* Chart and figure data *

───

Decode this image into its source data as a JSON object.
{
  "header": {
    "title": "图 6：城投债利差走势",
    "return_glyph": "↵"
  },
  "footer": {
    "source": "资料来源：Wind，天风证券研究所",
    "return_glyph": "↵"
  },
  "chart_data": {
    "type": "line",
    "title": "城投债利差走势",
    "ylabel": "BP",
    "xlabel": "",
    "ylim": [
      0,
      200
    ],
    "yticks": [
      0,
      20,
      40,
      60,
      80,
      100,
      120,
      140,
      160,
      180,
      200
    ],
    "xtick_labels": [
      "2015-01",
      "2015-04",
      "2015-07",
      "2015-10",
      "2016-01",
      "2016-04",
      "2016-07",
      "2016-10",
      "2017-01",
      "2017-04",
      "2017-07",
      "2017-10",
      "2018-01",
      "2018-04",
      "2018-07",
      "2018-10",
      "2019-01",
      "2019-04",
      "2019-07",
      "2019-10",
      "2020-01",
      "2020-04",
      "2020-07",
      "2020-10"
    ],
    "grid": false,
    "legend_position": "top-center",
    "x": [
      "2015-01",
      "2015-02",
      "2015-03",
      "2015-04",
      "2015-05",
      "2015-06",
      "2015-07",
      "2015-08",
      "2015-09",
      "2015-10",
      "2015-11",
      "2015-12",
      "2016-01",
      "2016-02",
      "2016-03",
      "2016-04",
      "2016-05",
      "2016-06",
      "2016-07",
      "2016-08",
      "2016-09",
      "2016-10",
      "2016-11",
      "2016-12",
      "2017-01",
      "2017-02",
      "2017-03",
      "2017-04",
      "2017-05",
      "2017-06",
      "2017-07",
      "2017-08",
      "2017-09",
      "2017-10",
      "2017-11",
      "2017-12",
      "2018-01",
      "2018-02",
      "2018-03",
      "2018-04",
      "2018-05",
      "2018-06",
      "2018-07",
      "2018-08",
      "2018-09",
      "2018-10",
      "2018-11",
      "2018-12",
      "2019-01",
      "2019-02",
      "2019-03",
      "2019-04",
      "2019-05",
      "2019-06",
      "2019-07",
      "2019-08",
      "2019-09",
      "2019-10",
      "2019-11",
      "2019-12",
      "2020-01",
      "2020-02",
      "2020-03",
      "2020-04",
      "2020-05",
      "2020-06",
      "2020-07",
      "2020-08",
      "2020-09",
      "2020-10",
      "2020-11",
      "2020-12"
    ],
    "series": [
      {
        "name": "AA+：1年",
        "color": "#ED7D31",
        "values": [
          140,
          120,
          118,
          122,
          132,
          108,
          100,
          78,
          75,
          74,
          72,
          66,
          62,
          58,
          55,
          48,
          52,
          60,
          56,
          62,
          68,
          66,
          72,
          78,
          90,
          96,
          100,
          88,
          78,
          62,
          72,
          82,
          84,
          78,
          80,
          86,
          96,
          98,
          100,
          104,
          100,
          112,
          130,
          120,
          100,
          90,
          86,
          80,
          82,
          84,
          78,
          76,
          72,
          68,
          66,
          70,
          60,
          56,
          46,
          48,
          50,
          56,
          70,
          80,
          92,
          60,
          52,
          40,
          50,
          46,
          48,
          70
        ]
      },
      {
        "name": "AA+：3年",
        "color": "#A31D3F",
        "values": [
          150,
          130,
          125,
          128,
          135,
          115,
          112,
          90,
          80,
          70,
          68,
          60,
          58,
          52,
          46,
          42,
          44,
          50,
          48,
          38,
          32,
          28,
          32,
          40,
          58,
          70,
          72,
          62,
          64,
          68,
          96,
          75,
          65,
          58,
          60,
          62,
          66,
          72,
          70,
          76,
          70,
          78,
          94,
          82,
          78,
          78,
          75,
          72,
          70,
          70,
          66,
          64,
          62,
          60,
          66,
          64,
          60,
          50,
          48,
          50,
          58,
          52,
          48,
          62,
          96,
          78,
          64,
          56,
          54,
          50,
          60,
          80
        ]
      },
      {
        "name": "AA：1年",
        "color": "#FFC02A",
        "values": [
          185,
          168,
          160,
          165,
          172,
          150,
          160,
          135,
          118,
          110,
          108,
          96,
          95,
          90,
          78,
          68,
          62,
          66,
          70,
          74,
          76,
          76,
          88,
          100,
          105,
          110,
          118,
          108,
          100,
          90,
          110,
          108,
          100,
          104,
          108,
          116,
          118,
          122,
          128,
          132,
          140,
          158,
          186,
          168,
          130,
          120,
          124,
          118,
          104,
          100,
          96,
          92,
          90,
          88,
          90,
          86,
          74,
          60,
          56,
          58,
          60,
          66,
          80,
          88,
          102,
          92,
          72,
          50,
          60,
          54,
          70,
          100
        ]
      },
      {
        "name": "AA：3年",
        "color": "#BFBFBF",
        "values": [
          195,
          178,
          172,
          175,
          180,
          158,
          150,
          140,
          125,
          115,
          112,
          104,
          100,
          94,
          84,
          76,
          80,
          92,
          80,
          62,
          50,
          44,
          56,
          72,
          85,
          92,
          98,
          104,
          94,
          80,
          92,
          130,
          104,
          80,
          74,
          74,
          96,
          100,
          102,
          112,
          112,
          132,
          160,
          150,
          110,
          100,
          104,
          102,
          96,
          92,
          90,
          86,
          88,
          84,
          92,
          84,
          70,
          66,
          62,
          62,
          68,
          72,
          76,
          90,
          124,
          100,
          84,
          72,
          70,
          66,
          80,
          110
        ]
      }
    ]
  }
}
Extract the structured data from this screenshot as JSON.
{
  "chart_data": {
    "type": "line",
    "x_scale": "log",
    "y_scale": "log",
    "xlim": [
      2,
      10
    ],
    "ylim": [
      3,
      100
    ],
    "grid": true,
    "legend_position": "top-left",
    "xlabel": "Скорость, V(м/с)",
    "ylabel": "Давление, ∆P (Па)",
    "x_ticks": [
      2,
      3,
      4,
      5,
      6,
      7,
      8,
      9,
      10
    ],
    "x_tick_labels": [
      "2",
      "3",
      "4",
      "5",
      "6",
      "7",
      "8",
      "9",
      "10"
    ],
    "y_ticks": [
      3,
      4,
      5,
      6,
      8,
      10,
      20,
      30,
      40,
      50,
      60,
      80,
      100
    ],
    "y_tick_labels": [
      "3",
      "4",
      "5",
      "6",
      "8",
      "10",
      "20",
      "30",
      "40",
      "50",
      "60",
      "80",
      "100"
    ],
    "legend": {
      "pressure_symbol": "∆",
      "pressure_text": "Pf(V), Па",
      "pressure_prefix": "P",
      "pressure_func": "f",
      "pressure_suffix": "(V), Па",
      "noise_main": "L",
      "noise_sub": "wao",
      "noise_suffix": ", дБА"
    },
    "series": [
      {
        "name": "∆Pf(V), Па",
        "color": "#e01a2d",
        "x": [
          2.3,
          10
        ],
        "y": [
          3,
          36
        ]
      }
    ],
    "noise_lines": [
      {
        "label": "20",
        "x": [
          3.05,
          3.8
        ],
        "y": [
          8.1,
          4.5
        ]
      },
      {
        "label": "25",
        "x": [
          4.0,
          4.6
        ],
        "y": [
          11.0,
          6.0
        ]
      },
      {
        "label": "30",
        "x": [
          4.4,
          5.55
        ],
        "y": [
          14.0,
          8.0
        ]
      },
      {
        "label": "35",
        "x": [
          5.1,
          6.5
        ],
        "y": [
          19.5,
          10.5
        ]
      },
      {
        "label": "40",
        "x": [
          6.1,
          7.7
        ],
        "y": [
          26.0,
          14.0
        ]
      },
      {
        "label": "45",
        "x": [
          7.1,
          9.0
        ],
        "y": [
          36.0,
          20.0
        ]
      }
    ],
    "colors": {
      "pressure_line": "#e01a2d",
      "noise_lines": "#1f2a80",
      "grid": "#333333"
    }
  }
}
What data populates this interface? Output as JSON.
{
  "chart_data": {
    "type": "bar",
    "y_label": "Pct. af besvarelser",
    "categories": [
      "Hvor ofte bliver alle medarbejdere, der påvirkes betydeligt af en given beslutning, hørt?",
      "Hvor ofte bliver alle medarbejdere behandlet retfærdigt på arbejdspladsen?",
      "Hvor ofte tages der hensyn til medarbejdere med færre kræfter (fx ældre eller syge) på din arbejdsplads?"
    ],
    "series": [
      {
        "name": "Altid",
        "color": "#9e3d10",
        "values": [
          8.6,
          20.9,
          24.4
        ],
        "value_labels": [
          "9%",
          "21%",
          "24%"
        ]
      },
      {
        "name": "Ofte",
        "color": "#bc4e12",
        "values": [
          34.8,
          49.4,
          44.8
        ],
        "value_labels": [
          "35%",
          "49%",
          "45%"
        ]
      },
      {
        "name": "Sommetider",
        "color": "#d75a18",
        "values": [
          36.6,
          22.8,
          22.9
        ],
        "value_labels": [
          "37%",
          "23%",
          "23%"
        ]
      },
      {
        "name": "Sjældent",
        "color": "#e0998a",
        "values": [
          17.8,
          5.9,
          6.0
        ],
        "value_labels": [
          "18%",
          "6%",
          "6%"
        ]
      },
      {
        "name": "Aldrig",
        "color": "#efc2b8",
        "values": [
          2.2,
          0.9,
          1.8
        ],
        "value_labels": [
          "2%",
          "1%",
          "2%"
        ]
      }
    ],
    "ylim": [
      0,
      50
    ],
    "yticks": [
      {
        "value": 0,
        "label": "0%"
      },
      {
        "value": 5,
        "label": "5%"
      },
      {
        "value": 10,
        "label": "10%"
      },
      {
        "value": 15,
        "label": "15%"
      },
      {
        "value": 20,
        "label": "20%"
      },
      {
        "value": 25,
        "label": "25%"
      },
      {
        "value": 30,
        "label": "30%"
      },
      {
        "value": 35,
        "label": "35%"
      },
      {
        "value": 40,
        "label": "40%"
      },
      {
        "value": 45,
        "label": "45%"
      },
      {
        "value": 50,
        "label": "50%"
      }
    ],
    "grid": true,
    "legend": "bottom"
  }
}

───

* Task details *
Scan the data for the word "medarbejdere" and copy every line where it shows up.

* Written solution *
      "Hvor ofte bliver alle medarbejdere, der påvirkes betydeligt af en given beslutning, hørt?",
      "Hvor ofte bliver alle medarbejdere behandlet retfærdigt på arbejdspladsen?",
      "Hvor ofte tages der hensyn til medarbejdere med færre kræfter (fx ældre eller syge) på din arbejdsplads?"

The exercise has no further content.